## Start Extracted information

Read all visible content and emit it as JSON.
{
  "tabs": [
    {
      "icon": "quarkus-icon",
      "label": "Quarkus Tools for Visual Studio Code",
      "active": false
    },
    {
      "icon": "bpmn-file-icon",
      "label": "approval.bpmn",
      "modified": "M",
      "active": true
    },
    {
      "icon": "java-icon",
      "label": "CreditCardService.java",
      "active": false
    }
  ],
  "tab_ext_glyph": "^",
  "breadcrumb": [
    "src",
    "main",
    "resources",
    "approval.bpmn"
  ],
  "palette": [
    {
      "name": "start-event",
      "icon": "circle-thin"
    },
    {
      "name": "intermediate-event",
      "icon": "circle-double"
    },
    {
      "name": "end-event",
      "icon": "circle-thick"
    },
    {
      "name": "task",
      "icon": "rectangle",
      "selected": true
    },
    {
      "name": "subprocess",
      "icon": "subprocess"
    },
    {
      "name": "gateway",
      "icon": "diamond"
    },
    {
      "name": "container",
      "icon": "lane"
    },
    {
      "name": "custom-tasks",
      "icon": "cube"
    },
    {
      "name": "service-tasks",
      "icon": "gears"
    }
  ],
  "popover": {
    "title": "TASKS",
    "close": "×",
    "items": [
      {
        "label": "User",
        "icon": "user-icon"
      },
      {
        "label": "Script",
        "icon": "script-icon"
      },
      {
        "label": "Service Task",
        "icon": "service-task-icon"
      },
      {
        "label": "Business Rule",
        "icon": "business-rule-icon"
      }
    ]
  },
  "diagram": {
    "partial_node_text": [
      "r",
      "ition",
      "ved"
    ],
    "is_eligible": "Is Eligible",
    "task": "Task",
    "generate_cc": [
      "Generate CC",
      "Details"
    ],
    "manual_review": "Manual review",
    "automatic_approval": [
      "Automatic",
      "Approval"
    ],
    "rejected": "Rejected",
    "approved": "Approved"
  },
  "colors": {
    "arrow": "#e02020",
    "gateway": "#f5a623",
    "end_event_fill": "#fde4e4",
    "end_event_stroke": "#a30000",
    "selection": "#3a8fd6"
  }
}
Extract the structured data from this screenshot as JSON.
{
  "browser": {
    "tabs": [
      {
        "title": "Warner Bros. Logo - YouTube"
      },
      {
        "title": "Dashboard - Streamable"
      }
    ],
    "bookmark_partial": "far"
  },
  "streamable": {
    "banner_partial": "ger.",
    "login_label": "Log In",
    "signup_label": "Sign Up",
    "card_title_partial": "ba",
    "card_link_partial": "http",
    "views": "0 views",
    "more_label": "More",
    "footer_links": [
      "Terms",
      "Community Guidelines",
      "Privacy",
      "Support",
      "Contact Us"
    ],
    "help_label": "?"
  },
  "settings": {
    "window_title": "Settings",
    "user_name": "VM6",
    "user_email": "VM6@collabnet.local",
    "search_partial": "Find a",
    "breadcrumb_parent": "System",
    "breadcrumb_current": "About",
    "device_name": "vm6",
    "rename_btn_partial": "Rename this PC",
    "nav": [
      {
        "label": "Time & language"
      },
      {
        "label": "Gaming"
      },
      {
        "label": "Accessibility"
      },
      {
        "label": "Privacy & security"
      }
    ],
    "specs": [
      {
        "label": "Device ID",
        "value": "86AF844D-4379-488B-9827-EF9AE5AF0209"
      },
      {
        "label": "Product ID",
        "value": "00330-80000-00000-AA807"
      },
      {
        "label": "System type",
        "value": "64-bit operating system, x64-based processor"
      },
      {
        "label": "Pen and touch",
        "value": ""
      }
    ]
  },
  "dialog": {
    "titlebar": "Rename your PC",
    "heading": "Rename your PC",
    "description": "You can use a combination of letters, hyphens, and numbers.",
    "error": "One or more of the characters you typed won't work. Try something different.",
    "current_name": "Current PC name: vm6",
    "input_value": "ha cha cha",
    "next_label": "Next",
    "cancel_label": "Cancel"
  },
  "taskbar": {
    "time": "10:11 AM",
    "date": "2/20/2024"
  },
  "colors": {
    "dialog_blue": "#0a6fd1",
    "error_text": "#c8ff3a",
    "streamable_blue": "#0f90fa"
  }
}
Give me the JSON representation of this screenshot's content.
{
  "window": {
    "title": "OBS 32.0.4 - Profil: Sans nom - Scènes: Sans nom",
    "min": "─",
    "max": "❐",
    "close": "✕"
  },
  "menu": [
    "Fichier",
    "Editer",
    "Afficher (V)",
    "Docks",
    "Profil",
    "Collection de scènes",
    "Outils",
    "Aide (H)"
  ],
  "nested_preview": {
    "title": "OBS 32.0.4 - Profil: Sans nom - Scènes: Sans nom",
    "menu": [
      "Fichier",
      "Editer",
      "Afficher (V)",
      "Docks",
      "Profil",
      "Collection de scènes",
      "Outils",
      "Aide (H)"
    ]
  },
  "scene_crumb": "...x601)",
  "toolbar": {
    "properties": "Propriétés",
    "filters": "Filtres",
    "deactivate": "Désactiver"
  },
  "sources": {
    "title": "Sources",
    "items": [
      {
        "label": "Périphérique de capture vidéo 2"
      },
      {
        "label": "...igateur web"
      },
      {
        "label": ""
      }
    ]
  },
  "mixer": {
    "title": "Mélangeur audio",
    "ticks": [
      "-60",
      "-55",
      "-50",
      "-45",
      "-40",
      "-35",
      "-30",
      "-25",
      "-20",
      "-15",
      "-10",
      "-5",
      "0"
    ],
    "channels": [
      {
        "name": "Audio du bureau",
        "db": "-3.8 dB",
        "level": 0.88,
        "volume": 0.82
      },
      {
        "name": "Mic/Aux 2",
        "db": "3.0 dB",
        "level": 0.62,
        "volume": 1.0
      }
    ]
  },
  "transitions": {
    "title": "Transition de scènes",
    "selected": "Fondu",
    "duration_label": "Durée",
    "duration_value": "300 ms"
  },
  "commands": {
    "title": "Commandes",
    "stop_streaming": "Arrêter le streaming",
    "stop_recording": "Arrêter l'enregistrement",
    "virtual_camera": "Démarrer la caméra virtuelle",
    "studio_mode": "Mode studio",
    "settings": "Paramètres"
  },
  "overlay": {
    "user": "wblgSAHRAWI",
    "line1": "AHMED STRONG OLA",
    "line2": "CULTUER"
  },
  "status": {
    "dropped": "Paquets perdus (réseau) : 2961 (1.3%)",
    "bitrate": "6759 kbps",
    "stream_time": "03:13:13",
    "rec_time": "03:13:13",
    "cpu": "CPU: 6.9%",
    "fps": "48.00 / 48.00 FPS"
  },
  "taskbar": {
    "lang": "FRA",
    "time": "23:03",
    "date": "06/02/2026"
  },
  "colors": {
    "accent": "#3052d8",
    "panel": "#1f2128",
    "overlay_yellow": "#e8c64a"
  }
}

## End Extracted information

▸ Work instructions
Print all the data exactly.

▸ Task response
Read all visible content and emit it as JSON.
{
  "tabs": [
    {
      "icon": "quarkus-icon",
      "label": "Quarkus Tools for Visual Studio Code",
      "active": false
    },
    {
      "icon": "bpmn-file-icon",
      "label": "approval.bpmn",
      "modified": "M",
      "active": true
    },
    {
      "icon": "java-icon",
      "label": "CreditCardService.java",
      "active": false
    }
  ],
  "tab_ext_glyph": "^",
  "breadcrumb": [
    "src",
    "main",
    "resources",
    "approval.bpmn"
  ],
  "palette": [
    {
      "name": "start-event",
      "icon": "circle-thin"
    },
    {
      "name": "intermediate-event",
      "icon": "circle-double"
    },
    {
      "name": "end-event",
      "icon": "circle-thick"
    },
    {
      "name": "task",
      "icon": "rectangle",
      "selected": true
    },
    {
      "name": "subprocess",
      "icon": "subprocess"
    },
    {
      "name": "gateway",
      "icon": "diamond"
    },
    {
      "name": "container",
      "icon": "lane"
    },
    {
      "name": "custom-tasks",
      "icon": "cube"
    },
    {
      "name": "service-tasks",
      "icon": "gears"
    }
  ],
  "popover": {
    "title": "TASKS",
    "close": "×",
    "items": [
      {
        "label": "User",
        "icon": "user-icon"
      },
      {
        "label": "Script",
        "icon": "script-icon"
      },
      {
        "label": "Service Task",
        "icon": "service-task-icon"
      },
      {
        "label": "Business Rule",
        "icon": "business-rule-icon"
      }
    ]
  },
  "diagram": {
    "partial_node_text": [
      "r",
      "ition",
      "ved"
    ],
    "is_eligible": "Is Eligible",
    "task": "Task",
    "generate_cc": [
      "Generate CC",
      "Details"
    ],
    "manual_review": "Manual review",
    "automatic_approval": [
      "Automatic",
      "Approval"
    ],
    "rejected": "Rejected",
    "approved": "Approved"
  },
  "colors": {
    "arrow": "#e02020",
    "gateway": "#f5a623",
    "end_event_fill": "#fde4e4",
    "end_event_stroke": "#a30000",
    "selection": "#3a8fd6"
  }
}
Extract the structured data from this screenshot as JSON.
{
  "browser": {
    "tabs": [
      {
        "title": "Warner Bros. Logo - YouTube"
      },
      {
        "title": "Dashboard - Streamable"
      }
    ],
    "bookmark_partial": "far"
  },
  "streamable": {
    "banner_partial": "ger.",
    "login_label": "Log In",
    "signup_label": "Sign Up",
    "card_title_partial": "ba",
    "card_link_partial": "http",
    "views": "0 views",
    "more_label": "More",
    "footer_links": [
      "Terms",
      "Community Guidelines",
      "Privacy",
      "Support",
      "Contact Us"
    ],
    "help_label": "?"
  },
  "settings": {
    "window_title": "Settings",
    "user_name": "VM6",
    "user_email": "VM6@collabnet.local",
    "search_partial": "Find a",
    "breadcrumb_parent": "System",
    "breadcrumb_current": "About",
    "device_name": "vm6",
    "rename_btn_partial": "Rename this PC",
    "nav": [
      {
        "label": "Time & language"
      },
      {
        "label": "Gaming"
      },
      {
        "label": "Accessibility"
      },
      {
        "label": "Privacy & security"
      }
    ],
    "specs": [
      {
        "label": "Device ID",
        "value": "86AF844D-4379-488B-9827-EF9AE5AF0209"
      },
      {
        "label": "Product ID",
        "value": "00330-80000-00000-AA807"
      },
      {
        "label": "System type",
        "value": "64-bit operating system, x64-based processor"
      },
      {
        "label": "Pen and touch",
        "value": ""
      }
    ]
  },
  "dialog": {
    "titlebar": "Rename your PC",
    "heading": "Rename your PC",
    "description": "You can use a combination of letters, hyphens, and numbers.",
    "error": "One or more of the characters you typed won't work. Try something different.",
    "current_name": "Current PC name: vm6",
    "input_value": "ha cha cha",
    "next_label": "Next",
    "cancel_label": "Cancel"
  },
  "taskbar": {
    "time": "10:11 AM",
    "date": "2/20/2024"
  },
  "colors": {
    "dialog_blue": "#0a6fd1",
    "error_text": "#c8ff3a",
    "streamable_blue": "#0f90fa"
  }
}
Give me the JSON representation of this screenshot's content.
{
  "window": {
    "title": "OBS 32.0.4 - Profil: Sans nom - Scènes: Sans nom",
    "min": "─",
    "max": "❐",
    "close": "✕"
  },
  "menu": [
    "Fichier",
    "Editer",
    "Afficher (V)",
    "Docks",
    "Profil",
    "Collection de scènes",
    "Outils",
    "Aide (H)"
  ],
  "nested_preview": {
    "title": "OBS 32.0.4 - Profil: Sans nom - Scènes: Sans nom",
    "menu": [
      "Fichier",
      "Editer",
      "Afficher (V)",
      "Docks",
      "Profil",
      "Collection de scènes",
      "Outils",
      "Aide (H)"
    ]
  },
  "scene_crumb": "...x601)",
  "toolbar": {
    "properties": "Propriétés",
    "filters": "Filtres",
    "deactivate": "Désactiver"
  },
  "sources": {
    "title": "Sources",
    "items": [
      {
        "label": "Périphérique de capture vidéo 2"
      },
      {
        "label": "...igateur web"
      },
      {
        "label": ""
      }
    ]
  },
  "mixer": {
    "title": "Mélangeur audio",
    "ticks": [
      "-60",
      "-55",
      "-50",
      "-45",
      "-40",
      "-35",
      "-30",
      "-25",
      "-20",
      "-15",
      "-10",
      "-5",
      "0"
    ],
    "channels": [
      {
        "name": "Audio du bureau",
        "db": "-3.8 dB",
        "level": 0.88,
        "volume": 0.82
      },
      {
        "name": "Mic/Aux 2",
        "db": "3.0 dB",
        "level": 0.62,
        "volume": 1.0
      }
    ]
  },
  "transitions": {
    "title": "Transition de scènes",
    "selected": "Fondu",
    "duration_label": "Durée",
    "duration_value": "300 ms"
  },
  "commands": {
    "title": "Commandes",
    "stop_streaming": "Arrêter le streaming",
    "stop_recording": "Arrêter l'enregistrement",
    "virtual_camera": "Démarrer la caméra virtuelle",
    "studio_mode": "Mode studio",
    "settings": "Paramètres"
  },
  "overlay": {
    "user": "wblgSAHRAWI",
    "line1": "AHMED STRONG OLA",
    "line2": "CULTUER"
  },
  "status": {
    "dropped": "Paquets perdus (réseau) : 2961 (1.3%)",
    "bitrate": "6759 kbps",
    "stream_time": "03:13:13",
    "rec_time": "03:13:13",
    "cpu": "CPU: 6.9%",
    "fps": "48.00 / 48.00 FPS"
  },
  "taskbar": {
    "lang": "FRA",
    "time": "23:03",
    "date": "06/02/2026"
  },
  "colors": {
    "accent": "#3052d8",
    "panel": "#1f2128",
    "overlay_yellow": "#e8c64a"
  }
}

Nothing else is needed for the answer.